Recast the rows as a Markdown table with the columns Index and Line, beginning with the first row and continuing through the row that contains "svg-text:5: 5 (468, 667, 474, 681)", both included. Give one numbered entry per row and omit any blank lines.

□ □ □

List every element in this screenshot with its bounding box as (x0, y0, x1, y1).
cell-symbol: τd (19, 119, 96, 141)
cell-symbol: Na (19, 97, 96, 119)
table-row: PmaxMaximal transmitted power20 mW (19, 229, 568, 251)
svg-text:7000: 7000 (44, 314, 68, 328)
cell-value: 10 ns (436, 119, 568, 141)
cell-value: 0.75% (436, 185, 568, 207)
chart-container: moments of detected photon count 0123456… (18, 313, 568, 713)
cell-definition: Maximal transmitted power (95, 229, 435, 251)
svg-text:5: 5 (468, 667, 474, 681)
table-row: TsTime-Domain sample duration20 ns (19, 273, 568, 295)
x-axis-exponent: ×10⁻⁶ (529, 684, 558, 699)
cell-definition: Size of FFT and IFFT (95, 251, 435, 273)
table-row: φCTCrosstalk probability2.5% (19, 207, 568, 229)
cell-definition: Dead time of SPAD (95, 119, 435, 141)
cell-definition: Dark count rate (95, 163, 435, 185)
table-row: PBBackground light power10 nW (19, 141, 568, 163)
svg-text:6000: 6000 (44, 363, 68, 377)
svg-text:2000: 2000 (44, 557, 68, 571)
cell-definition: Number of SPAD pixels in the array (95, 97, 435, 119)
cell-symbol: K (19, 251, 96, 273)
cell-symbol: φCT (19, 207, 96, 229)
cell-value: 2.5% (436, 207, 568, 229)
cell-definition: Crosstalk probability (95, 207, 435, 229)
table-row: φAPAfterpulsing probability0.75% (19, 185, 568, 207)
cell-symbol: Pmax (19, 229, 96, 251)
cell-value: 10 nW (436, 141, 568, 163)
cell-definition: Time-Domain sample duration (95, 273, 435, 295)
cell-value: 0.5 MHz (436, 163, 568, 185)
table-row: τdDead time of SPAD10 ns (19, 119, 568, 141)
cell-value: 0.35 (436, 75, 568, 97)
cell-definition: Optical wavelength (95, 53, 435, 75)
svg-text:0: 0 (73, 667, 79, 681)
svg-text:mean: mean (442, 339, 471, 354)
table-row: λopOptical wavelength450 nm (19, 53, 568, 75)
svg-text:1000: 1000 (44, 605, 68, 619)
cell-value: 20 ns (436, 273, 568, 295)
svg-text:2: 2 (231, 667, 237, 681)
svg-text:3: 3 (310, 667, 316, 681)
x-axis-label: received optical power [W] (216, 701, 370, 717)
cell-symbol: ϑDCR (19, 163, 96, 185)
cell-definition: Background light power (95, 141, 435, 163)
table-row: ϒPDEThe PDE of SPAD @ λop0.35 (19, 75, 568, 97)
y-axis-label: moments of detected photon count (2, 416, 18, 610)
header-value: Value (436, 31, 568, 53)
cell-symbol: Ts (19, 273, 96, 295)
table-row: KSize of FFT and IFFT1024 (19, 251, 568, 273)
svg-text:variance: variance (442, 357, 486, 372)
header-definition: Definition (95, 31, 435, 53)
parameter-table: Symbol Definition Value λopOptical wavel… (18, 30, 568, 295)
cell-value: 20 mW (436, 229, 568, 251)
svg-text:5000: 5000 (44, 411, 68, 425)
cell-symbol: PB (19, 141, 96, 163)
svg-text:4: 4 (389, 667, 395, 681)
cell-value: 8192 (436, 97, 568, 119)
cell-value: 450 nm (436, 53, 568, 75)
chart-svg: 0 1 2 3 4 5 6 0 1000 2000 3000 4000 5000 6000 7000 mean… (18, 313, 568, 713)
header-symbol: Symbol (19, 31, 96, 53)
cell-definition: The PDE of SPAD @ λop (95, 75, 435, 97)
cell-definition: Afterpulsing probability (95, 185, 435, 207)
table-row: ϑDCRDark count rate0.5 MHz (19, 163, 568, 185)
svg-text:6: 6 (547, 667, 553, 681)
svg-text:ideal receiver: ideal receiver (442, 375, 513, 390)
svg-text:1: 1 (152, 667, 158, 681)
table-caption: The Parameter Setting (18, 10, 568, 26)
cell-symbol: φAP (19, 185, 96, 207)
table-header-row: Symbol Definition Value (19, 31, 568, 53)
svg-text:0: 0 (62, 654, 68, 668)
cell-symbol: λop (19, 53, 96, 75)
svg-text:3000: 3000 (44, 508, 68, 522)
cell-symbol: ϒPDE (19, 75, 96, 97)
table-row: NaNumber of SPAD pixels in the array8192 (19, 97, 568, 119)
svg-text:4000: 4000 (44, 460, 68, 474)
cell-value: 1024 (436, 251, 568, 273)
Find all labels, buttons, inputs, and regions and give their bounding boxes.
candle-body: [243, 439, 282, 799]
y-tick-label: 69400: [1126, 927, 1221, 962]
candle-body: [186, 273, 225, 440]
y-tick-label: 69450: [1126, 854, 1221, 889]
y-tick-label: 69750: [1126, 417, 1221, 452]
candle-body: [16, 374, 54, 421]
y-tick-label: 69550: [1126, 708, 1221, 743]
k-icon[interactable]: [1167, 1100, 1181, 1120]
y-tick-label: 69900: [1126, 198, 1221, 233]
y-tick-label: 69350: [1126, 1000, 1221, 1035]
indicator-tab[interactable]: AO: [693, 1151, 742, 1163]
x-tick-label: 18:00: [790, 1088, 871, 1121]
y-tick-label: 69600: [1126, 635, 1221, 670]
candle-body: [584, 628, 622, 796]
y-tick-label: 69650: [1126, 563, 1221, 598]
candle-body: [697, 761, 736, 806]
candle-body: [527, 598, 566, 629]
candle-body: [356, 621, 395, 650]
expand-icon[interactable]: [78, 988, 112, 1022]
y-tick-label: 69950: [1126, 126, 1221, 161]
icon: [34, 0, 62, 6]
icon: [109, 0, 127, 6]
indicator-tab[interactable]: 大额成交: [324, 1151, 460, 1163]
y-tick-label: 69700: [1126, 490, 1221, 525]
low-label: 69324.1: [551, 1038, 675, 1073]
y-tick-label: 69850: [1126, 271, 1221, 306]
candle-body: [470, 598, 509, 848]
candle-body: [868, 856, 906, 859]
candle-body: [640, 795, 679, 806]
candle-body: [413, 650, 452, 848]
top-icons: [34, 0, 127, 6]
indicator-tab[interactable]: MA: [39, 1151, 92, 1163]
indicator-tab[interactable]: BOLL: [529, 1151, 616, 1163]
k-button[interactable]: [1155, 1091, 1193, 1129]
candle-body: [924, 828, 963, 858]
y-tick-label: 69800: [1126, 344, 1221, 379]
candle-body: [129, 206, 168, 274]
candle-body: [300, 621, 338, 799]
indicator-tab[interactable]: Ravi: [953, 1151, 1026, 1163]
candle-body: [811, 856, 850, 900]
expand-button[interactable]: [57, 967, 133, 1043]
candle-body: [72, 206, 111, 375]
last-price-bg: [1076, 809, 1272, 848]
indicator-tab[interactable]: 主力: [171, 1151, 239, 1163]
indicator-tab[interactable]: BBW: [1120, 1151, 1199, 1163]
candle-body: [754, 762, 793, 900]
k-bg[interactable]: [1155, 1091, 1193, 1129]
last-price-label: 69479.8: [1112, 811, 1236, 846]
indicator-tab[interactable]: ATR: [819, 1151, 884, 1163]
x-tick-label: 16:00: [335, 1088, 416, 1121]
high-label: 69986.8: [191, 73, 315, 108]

□ □ □

→ **THE ANSWER**:
| Index | Line |
|---|---|
| 1 | List every element in this screenshot with its bounding box as (x0, y0, x1, y1). |
| 2 | cell-symbol: τd (19, 119, 96, 141) |
| 3 | cell-symbol: Na (19, 97, 96, 119) |
| 4 | table-row: PmaxMaximal transmitted power20 mW (19, 229, 568, 251) |
| 5 | svg-text:7000: 7000 (44, 314, 68, 328) |
| 6 | cell-value: 10 ns (436, 119, 568, 141) |
| 7 | cell-value: 0.75% (436, 185, 568, 207) |
| 8 | chart-container: moments of detected photon count 0123456… (18, 313, 568, 713) |
| 9 | cell-definition: Maximal transmitted power (95, 229, 435, 251) |
| 10 | svg-text:5: 5 (468, 667, 474, 681) |